Look through the data below and return each line where "this" appears.

--- Begin Records ---

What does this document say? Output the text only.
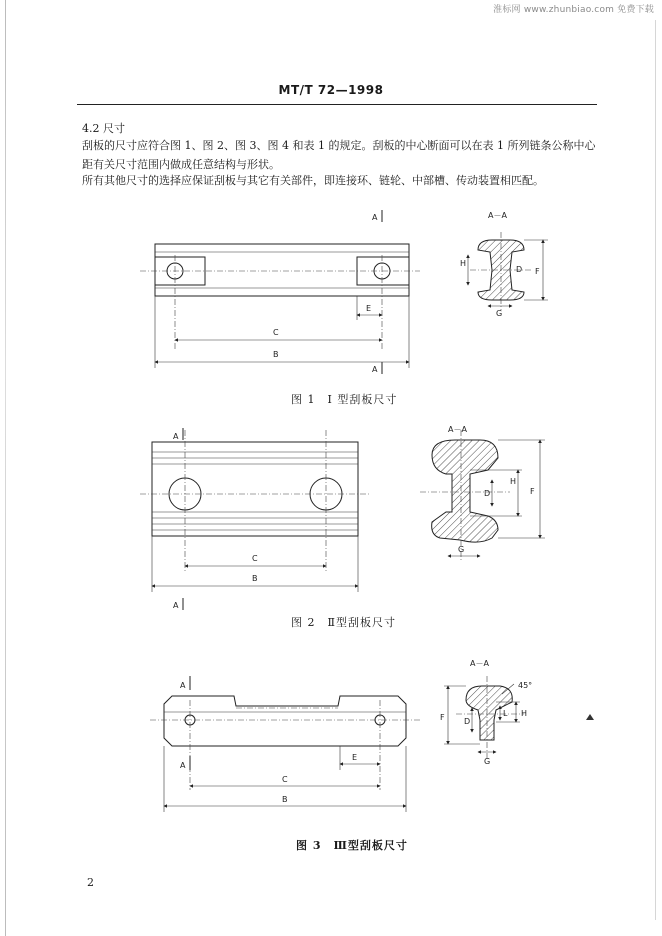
淮标网 www.zhunbiao.com 免费下载
MT/T 72—1998
4.2 尺寸
刮板的尺寸应符合图 1、图 2、图 3、图 4 和表 1 的规定。刮板的中心断面可以在表 1 所列链条公称中心距有关尺寸范围内做成任意结构与形状。
所有其他尺寸的选择应保证刮板与其它有关部件，即连接环、链轮、中部槽、传动装置相匹配。
A
A
E
C
B
A－A
H
D F
G
A
A
C
B
A－A
D
H
F
G
A
A
E
C
B
A－A
F D
L H
45°
G
图 1　I 型刮板尺寸
图 2　Ⅱ型刮板尺寸
图 3　Ⅲ型刮板尺寸
2
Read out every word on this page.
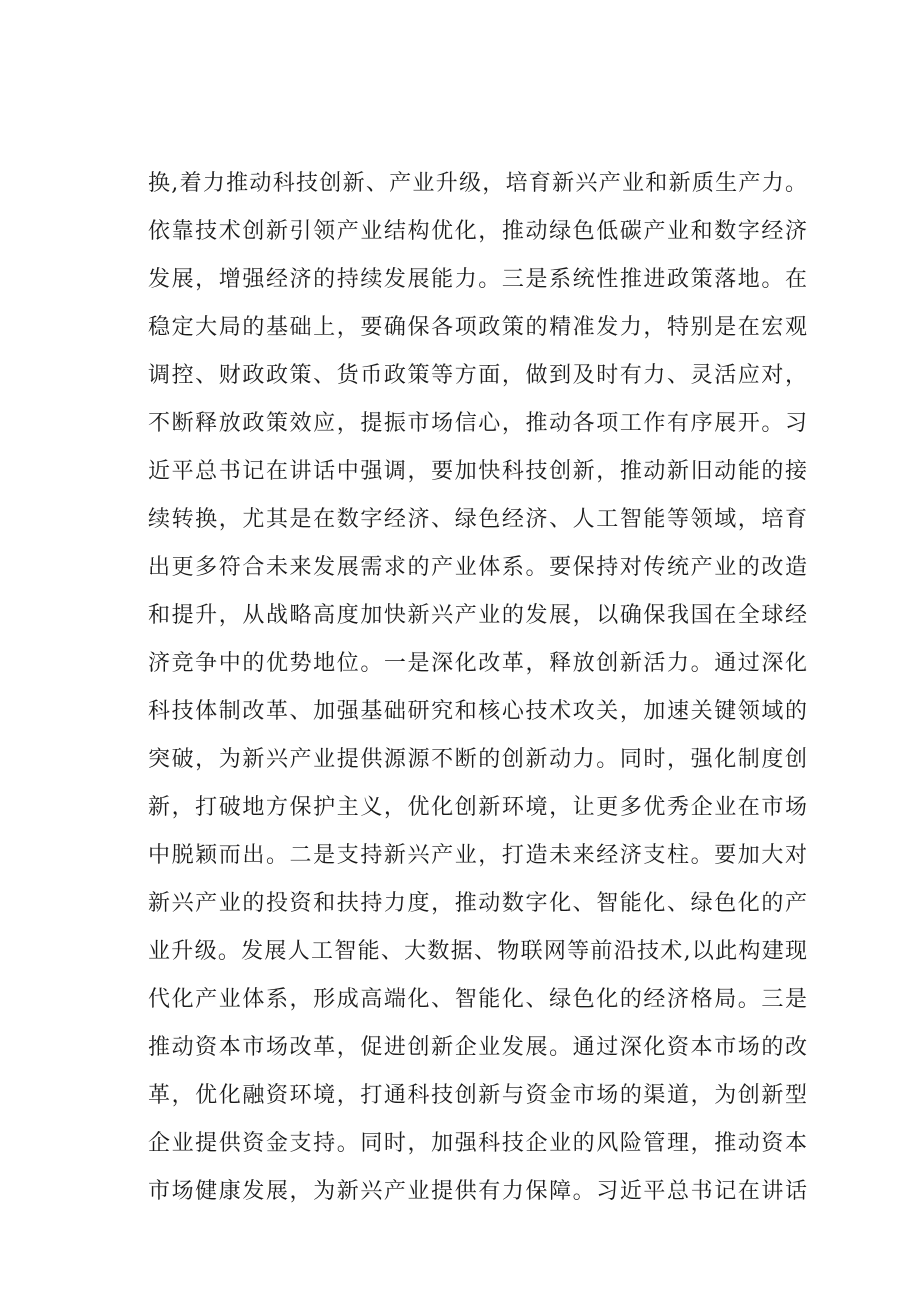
换,着力推动科技创新、产业升级，培育新兴产业和新质生产力。
依靠技术创新引领产业结构优化，推动绿色低碳产业和数字经济
发展，增强经济的持续发展能力。三是系统性推进政策落地。在
稳定大局的基础上，要确保各项政策的精准发力，特别是在宏观
调控、财政政策、货币政策等方面，做到及时有力、灵活应对，
不断释放政策效应，提振市场信心，推动各项工作有序展开。习
近平总书记在讲话中强调，要加快科技创新，推动新旧动能的接
续转换，尤其是在数字经济、绿色经济、人工智能等领域，培育
出更多符合未来发展需求的产业体系。要保持对传统产业的改造
和提升，从战略高度加快新兴产业的发展，以确保我国在全球经
济竞争中的优势地位。一是深化改革，释放创新活力。通过深化
科技体制改革、加强基础研究和核心技术攻关，加速关键领域的
突破，为新兴产业提供源源不断的创新动力。同时，强化制度创
新，打破地方保护主义，优化创新环境，让更多优秀企业在市场
中脱颖而出。二是支持新兴产业，打造未来经济支柱。要加大对
新兴产业的投资和扶持力度，推动数字化、智能化、绿色化的产
业升级。发展人工智能、大数据、物联网等前沿技术,以此构建现
代化产业体系，形成高端化、智能化、绿色化的经济格局。三是
推动资本市场改革，促进创新企业发展。通过深化资本市场的改
革，优化融资环境，打通科技创新与资金市场的渠道，为创新型
企业提供资金支持。同时，加强科技企业的风险管理，推动资本
市场健康发展，为新兴产业提供有力保障。习近平总书记在讲话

--- End Records ---

### Answer in full
What does this document say? Output the text only.
Read out every word on this page.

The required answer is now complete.